╭──

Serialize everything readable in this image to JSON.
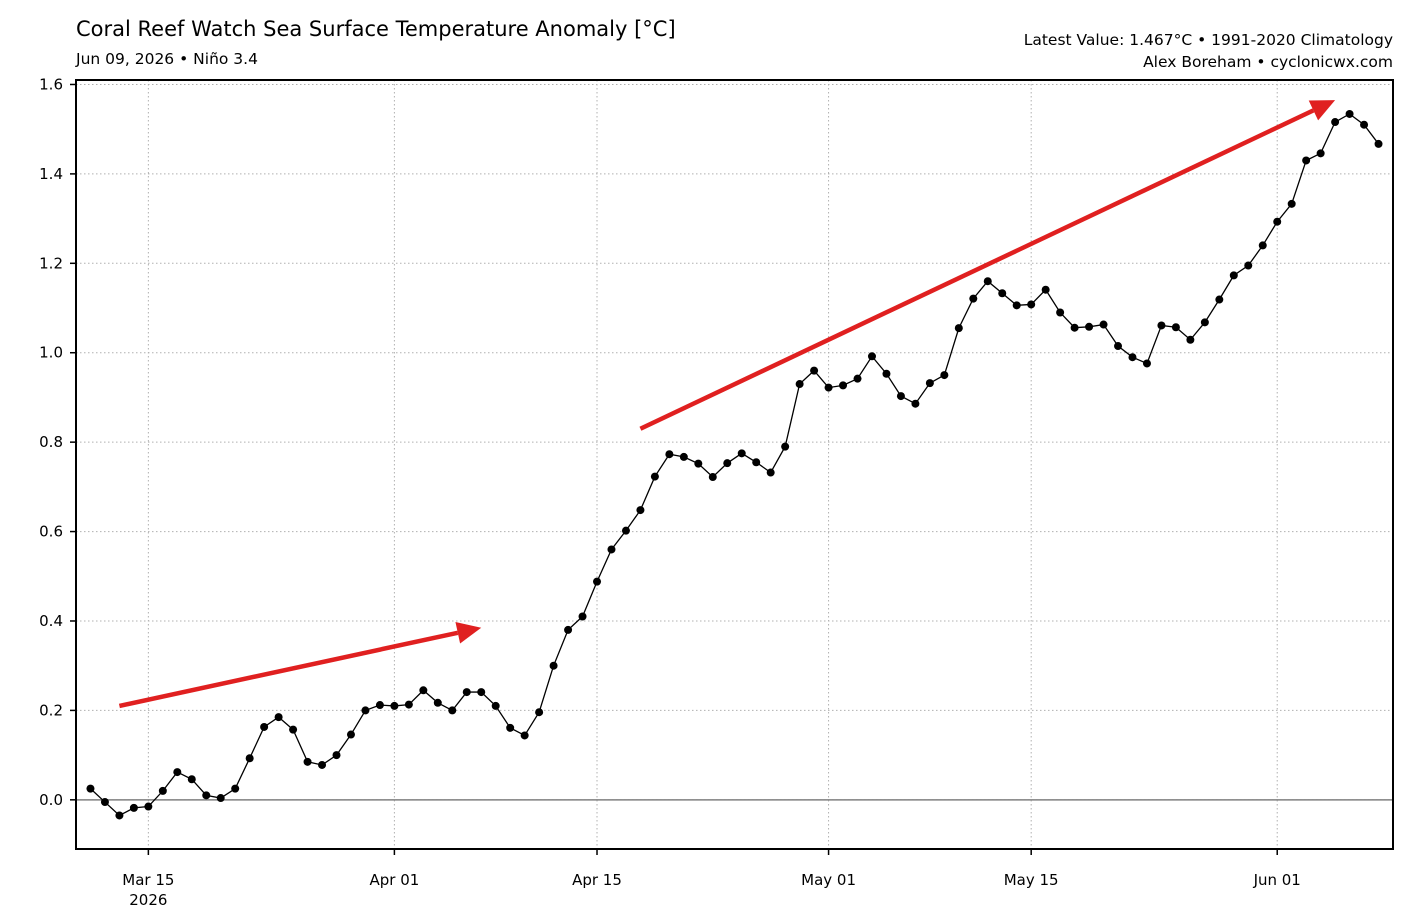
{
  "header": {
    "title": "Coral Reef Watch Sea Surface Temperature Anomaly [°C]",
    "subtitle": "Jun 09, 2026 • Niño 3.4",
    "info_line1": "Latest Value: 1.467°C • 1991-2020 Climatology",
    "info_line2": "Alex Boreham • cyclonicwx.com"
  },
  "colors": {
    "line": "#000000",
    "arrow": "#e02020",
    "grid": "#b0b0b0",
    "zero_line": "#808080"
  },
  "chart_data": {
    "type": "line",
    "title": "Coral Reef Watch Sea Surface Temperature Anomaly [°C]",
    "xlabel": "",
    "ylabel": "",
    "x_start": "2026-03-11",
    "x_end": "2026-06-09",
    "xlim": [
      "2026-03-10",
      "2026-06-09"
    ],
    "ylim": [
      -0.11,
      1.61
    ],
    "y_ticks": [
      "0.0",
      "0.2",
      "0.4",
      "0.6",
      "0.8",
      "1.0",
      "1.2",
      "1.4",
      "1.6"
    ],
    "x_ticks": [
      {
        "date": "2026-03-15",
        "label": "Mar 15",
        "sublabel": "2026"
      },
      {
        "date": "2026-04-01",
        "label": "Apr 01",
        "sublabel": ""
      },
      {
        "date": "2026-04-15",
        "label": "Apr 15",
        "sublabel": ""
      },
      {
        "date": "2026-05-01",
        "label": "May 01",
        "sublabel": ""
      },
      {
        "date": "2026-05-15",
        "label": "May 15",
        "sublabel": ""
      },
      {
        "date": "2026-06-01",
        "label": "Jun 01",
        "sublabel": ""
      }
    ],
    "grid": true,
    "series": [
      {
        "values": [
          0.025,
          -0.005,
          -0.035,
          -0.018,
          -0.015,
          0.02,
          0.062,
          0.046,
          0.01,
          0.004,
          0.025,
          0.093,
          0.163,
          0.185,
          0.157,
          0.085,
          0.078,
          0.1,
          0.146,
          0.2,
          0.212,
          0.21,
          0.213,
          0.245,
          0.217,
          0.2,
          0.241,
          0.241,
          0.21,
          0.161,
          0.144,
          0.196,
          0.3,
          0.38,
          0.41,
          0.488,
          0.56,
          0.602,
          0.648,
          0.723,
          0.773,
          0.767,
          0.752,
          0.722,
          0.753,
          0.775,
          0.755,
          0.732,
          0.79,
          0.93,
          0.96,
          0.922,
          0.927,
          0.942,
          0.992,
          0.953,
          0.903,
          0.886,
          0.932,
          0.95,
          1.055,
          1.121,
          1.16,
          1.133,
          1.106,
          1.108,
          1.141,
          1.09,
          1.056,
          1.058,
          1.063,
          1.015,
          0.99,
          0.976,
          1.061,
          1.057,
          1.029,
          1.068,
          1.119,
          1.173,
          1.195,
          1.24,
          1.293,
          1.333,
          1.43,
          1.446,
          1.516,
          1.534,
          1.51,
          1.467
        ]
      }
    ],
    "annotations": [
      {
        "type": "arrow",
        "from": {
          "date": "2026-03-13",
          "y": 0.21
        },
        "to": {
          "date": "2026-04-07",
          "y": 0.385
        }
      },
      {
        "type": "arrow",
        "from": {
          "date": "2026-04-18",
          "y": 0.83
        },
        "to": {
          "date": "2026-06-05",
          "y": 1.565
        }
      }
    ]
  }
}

╰──
╭──

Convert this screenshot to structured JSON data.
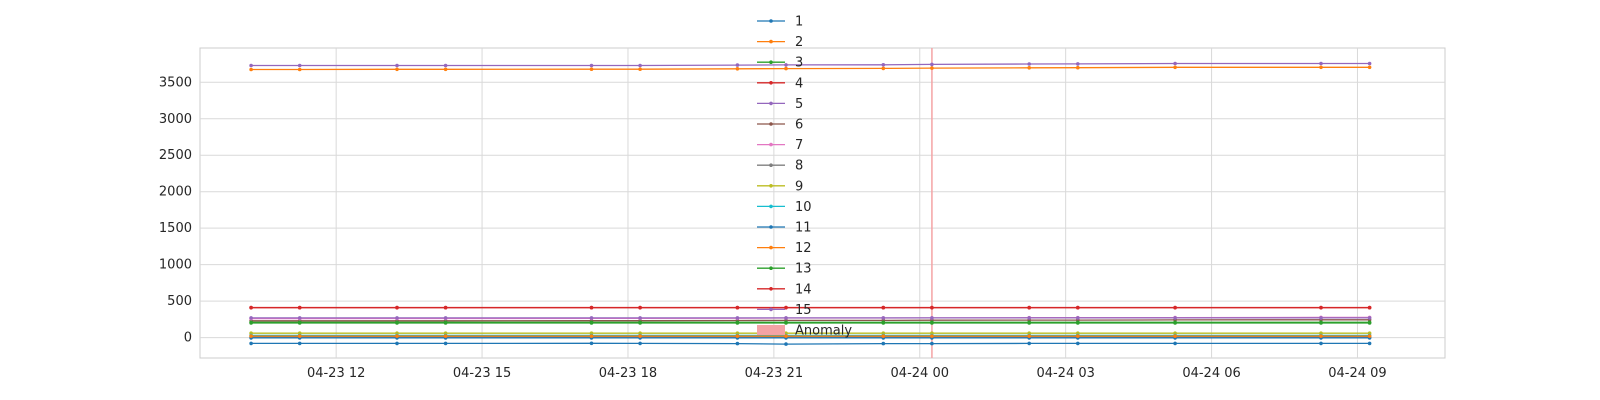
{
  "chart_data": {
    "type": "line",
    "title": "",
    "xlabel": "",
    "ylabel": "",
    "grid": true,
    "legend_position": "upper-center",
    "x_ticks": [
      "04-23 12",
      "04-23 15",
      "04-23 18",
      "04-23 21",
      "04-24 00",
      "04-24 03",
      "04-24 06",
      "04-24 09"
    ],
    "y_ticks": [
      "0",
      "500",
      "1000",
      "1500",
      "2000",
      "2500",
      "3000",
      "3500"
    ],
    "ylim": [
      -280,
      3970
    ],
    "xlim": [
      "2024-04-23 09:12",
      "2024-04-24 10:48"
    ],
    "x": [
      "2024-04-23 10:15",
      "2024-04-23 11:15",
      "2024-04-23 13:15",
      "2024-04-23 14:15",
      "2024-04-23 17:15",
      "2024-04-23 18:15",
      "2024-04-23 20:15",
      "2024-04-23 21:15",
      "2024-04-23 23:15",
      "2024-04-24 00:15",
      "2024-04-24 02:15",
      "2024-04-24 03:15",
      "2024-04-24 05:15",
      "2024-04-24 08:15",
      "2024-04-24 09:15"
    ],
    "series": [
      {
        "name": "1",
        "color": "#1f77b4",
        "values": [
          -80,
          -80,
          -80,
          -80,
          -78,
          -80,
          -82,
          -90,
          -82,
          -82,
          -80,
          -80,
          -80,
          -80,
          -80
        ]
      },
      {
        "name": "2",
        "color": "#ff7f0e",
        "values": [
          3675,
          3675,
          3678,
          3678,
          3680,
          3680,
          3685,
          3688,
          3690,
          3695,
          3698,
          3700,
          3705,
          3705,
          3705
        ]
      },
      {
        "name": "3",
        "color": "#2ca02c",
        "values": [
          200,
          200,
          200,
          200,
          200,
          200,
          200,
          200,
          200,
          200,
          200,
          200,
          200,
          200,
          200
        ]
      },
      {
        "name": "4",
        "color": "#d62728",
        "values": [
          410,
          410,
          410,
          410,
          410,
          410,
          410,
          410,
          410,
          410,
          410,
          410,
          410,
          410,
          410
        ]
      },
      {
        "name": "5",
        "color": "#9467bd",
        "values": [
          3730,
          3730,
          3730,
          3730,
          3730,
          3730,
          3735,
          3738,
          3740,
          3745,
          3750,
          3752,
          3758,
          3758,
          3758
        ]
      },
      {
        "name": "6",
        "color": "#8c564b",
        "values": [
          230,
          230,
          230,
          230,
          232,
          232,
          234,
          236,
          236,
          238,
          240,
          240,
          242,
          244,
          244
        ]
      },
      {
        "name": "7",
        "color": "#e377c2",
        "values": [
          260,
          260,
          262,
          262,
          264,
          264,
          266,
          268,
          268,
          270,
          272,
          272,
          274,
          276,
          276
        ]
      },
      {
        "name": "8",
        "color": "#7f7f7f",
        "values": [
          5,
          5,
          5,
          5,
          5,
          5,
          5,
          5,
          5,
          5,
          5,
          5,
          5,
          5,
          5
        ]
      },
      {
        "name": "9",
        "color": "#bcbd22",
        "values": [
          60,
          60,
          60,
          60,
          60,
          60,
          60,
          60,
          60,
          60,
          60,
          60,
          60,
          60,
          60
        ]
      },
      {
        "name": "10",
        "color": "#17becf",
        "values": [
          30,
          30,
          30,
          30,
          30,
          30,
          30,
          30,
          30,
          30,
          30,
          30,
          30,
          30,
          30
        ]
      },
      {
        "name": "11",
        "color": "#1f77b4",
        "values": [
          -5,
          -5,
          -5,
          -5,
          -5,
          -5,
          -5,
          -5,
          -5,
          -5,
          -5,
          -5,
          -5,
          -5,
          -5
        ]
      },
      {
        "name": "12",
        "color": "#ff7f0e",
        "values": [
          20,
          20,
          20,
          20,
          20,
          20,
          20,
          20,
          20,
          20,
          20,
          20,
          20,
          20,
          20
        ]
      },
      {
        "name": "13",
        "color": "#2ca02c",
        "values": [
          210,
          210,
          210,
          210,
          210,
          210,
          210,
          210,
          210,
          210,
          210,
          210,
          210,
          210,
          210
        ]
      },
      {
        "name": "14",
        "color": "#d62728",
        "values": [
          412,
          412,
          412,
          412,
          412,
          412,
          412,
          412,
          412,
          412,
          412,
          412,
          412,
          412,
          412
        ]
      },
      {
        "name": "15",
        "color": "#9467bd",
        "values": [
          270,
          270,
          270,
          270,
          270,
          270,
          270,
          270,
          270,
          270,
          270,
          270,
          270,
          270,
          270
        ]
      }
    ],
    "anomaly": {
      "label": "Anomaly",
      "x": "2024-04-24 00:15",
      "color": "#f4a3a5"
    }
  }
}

╰──

> Exercise description:
Pull out all lines containing the word "this" from the entries above.

> Task response:
Serialize everything readable in this image to JSON.
Convert this screenshot to structured JSON data.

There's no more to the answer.